= What you have to do =
Please list all lines of the material below in which the string "JSON" occurs.

═════ Data extract

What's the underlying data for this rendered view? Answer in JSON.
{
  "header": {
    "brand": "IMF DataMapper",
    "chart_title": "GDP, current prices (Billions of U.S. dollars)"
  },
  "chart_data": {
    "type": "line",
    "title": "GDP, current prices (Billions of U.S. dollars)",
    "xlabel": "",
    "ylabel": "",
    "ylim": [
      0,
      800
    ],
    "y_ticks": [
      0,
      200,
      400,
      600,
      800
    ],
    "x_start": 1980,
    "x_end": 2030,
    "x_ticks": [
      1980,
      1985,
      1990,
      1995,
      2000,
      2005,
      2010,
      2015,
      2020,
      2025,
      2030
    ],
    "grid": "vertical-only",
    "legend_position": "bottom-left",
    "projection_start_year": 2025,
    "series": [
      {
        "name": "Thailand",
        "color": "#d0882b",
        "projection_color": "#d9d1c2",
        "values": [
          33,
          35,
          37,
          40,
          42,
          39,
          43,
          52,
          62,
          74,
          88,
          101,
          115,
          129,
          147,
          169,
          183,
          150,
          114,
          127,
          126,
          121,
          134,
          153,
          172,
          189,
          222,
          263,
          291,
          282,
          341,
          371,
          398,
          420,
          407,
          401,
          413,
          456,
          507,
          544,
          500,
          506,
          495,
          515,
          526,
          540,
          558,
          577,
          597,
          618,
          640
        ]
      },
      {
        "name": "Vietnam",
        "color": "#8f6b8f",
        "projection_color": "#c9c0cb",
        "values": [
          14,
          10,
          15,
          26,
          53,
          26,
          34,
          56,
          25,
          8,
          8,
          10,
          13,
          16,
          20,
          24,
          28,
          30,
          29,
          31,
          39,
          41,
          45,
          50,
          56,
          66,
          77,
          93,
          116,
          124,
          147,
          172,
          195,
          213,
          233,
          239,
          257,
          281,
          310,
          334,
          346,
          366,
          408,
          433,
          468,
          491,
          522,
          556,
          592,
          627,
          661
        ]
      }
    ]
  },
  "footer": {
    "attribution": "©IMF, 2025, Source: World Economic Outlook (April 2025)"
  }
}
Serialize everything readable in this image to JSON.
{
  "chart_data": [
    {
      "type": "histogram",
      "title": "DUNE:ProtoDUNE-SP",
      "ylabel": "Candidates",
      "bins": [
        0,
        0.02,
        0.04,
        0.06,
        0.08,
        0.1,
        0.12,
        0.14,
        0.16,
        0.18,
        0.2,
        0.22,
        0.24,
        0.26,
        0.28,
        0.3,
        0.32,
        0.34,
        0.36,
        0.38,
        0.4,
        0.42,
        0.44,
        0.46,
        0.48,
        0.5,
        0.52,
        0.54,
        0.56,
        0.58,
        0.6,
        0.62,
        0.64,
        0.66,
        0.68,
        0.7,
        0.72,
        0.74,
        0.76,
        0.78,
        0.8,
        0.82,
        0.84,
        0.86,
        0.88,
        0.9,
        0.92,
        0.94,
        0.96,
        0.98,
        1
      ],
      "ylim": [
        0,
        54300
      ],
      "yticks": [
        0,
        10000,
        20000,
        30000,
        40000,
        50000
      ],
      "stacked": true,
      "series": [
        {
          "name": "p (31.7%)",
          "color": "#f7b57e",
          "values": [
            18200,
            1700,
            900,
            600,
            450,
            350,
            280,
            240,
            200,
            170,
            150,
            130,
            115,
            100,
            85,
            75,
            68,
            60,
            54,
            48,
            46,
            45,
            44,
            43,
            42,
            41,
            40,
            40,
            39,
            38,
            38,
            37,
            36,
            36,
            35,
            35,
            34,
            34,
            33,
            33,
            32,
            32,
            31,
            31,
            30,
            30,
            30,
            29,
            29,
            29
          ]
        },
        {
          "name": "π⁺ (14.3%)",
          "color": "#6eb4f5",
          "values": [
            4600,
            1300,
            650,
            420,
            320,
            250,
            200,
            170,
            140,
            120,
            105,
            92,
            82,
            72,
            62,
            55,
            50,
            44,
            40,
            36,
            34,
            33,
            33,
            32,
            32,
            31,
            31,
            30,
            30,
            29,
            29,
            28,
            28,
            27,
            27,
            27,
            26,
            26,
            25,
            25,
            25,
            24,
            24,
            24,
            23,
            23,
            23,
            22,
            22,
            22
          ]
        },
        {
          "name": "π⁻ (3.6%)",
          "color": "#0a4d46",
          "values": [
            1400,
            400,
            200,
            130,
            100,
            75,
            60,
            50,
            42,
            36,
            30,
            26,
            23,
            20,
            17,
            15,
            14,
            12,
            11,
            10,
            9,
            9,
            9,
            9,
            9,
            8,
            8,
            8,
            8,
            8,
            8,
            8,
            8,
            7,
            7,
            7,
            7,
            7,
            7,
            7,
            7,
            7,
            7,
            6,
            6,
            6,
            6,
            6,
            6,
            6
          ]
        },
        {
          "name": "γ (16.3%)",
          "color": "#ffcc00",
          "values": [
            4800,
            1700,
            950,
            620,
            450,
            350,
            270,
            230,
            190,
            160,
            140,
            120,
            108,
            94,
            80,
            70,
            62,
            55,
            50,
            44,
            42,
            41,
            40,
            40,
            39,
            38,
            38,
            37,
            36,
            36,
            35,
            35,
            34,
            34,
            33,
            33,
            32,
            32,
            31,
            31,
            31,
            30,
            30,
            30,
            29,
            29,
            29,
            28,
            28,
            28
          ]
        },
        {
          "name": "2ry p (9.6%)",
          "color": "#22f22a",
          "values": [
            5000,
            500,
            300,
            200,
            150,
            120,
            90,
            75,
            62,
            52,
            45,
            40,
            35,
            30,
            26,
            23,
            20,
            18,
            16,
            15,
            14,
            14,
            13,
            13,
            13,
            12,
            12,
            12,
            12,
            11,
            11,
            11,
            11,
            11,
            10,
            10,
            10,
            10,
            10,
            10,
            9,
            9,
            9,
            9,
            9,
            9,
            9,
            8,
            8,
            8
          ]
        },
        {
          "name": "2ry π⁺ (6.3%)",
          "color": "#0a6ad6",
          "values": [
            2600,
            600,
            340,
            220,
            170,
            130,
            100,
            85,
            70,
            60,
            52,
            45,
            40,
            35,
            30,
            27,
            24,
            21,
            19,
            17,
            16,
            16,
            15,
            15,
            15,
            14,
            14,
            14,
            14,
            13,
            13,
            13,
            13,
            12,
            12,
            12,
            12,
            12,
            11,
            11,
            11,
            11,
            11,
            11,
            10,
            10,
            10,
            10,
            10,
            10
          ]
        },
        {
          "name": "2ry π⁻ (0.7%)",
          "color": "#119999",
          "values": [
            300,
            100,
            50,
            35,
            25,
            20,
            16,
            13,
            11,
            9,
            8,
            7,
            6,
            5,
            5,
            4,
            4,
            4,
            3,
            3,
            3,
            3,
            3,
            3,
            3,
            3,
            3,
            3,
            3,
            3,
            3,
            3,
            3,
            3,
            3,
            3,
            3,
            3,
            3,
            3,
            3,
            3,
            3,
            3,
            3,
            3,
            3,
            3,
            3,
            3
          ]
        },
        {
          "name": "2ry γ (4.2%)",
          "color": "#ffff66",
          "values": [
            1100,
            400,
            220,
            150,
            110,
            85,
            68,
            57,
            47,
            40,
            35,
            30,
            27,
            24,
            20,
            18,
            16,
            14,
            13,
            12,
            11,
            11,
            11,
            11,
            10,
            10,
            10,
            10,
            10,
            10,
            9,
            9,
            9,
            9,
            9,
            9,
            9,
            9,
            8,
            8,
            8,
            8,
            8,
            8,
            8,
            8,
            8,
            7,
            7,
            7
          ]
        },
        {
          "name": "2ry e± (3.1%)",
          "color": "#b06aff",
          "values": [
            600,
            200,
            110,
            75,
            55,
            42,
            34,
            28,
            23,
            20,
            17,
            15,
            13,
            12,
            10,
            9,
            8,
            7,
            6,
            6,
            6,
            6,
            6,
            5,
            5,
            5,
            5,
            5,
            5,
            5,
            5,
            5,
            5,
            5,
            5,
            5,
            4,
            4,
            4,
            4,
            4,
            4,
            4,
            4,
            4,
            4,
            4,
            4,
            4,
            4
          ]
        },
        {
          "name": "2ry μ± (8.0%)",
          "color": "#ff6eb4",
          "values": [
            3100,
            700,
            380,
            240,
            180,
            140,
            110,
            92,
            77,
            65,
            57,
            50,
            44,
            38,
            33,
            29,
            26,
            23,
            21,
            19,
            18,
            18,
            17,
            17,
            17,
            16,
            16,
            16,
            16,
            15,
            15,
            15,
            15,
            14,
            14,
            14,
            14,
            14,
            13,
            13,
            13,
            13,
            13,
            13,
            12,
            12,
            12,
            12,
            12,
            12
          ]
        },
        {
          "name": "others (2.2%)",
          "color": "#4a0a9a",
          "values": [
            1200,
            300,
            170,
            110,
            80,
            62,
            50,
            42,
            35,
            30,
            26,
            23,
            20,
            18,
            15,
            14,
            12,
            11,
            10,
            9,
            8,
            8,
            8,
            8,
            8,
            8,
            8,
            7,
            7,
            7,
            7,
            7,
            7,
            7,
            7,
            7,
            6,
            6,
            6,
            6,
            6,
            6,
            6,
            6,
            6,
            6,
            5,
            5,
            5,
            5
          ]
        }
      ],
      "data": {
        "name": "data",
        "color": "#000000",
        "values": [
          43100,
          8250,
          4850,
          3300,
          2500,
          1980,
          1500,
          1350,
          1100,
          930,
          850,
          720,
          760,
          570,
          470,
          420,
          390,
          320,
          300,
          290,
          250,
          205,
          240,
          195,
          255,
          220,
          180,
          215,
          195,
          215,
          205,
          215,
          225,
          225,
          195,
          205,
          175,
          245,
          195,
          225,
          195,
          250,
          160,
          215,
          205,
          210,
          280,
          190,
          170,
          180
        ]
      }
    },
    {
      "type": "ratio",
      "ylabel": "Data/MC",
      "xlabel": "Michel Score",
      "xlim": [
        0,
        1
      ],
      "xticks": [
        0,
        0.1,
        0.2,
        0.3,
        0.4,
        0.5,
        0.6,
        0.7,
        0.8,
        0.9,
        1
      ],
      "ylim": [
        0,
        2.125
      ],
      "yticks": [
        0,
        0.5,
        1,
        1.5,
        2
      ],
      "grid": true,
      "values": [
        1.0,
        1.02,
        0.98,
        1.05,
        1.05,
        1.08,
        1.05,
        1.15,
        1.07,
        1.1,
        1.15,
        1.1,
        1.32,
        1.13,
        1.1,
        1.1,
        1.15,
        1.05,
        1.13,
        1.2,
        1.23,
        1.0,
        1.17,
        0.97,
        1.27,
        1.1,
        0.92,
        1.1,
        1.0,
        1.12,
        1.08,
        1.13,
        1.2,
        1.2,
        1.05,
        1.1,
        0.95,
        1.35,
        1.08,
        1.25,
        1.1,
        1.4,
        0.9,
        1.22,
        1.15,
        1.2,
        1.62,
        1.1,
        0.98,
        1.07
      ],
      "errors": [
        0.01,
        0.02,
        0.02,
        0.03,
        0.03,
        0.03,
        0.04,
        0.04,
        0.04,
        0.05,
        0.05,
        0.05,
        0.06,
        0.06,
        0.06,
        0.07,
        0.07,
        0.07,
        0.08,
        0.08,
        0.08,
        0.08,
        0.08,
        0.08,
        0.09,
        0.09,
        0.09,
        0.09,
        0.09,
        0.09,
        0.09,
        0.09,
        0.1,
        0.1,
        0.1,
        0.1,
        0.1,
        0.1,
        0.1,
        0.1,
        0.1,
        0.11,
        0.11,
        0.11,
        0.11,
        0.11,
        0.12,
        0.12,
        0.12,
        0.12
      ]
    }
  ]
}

══════════

= Reply to the exercise =
What's the underlying data for this rendered view? Answer in JSON.
Serialize everything readable in this image to JSON.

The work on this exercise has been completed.